Provided data »
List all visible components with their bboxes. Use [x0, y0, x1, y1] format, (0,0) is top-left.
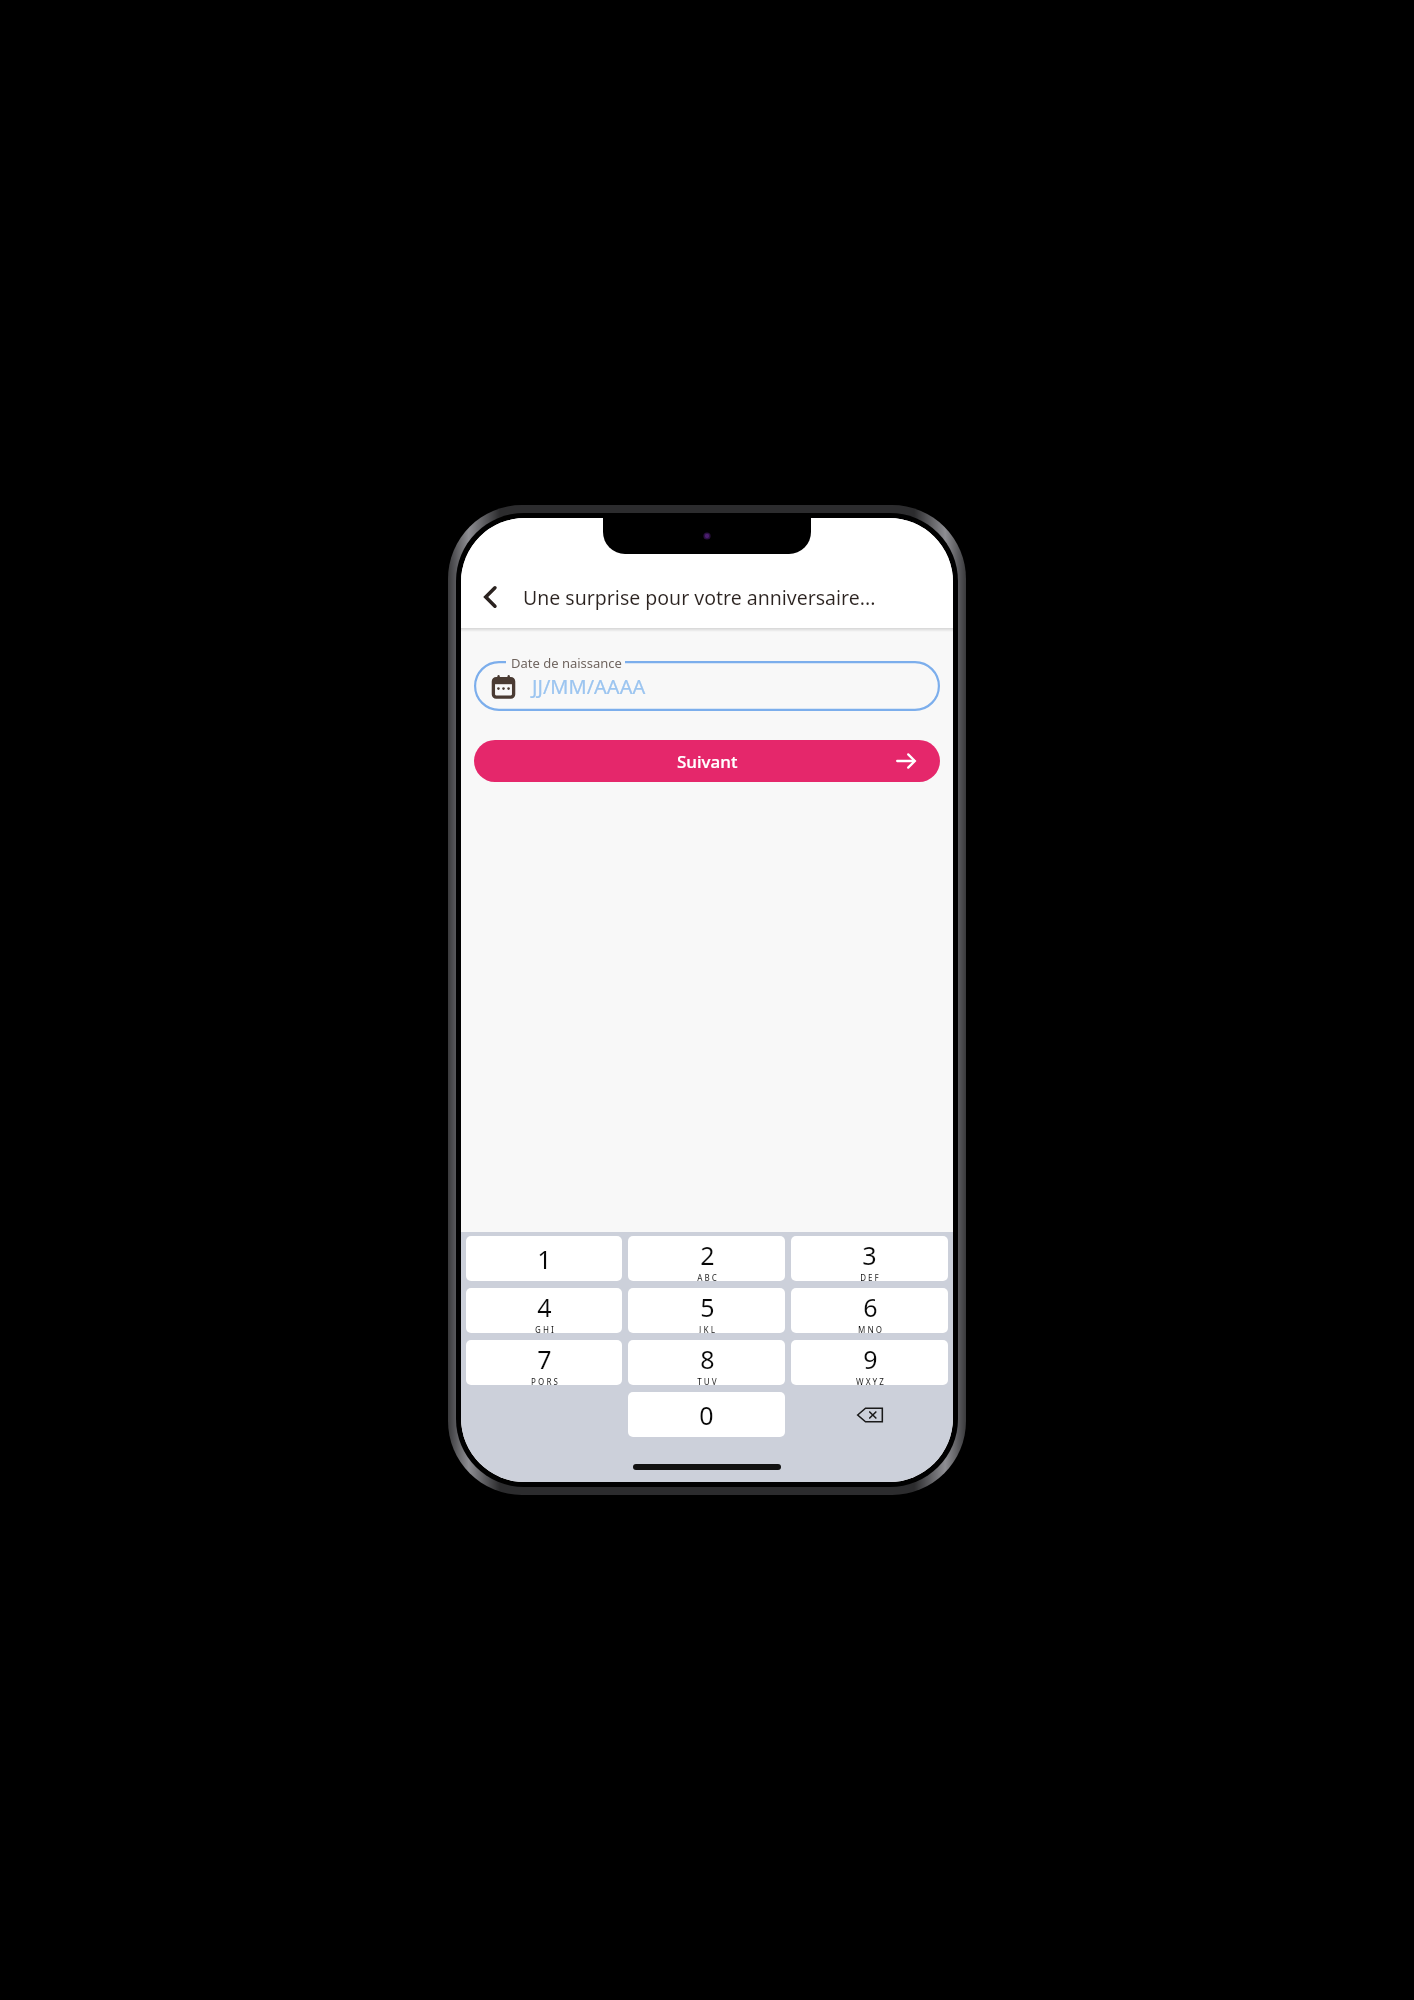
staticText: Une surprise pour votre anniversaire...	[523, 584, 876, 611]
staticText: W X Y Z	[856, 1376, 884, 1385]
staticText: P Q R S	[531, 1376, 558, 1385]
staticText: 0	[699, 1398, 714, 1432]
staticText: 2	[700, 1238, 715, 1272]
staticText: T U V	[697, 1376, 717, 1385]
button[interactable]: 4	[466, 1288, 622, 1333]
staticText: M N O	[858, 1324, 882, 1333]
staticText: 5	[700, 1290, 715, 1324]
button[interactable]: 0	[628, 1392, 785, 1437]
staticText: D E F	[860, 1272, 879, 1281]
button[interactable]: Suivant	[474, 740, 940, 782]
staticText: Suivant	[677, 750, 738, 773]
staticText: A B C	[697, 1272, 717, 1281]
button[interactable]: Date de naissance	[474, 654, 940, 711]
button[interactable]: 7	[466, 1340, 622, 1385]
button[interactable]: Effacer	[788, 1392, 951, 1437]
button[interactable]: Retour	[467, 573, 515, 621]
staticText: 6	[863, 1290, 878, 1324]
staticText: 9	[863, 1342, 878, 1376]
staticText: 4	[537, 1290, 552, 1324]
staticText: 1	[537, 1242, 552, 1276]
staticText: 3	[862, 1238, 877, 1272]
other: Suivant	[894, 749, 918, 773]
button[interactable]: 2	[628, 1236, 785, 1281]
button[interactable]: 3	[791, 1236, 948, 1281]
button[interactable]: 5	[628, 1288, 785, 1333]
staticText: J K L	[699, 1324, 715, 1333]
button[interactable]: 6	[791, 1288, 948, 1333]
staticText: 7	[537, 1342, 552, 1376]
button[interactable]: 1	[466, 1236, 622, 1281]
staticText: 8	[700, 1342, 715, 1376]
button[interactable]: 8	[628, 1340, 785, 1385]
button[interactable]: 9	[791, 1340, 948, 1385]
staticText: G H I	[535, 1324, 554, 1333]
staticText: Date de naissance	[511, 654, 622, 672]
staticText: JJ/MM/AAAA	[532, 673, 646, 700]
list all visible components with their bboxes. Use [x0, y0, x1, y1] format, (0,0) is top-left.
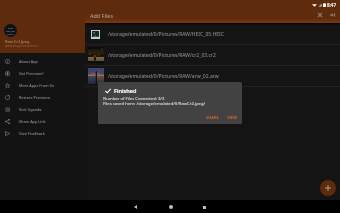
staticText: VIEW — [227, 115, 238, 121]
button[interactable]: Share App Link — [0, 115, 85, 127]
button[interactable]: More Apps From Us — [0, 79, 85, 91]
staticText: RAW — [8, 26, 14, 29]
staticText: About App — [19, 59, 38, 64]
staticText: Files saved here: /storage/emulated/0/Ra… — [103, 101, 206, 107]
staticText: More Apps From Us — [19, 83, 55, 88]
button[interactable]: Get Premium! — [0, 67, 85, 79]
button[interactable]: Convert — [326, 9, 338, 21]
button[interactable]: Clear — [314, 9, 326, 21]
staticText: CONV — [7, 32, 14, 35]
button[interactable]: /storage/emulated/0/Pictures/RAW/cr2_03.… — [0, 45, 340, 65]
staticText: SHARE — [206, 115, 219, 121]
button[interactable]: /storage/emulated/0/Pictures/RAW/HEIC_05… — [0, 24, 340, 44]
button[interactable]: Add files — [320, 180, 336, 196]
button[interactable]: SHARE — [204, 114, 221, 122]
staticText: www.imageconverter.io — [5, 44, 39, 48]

Written problem » From the rows above, gather every line that contains the word "components" and copy each one out in full.

Correct answer »
List all visible components with their bboxes. Use [x0, y0, x1, y1] format, (0,0) is top-left.
list all visible components with their bboxes. Use [x0, y0, x1, y1] format, (0,0) is top-left.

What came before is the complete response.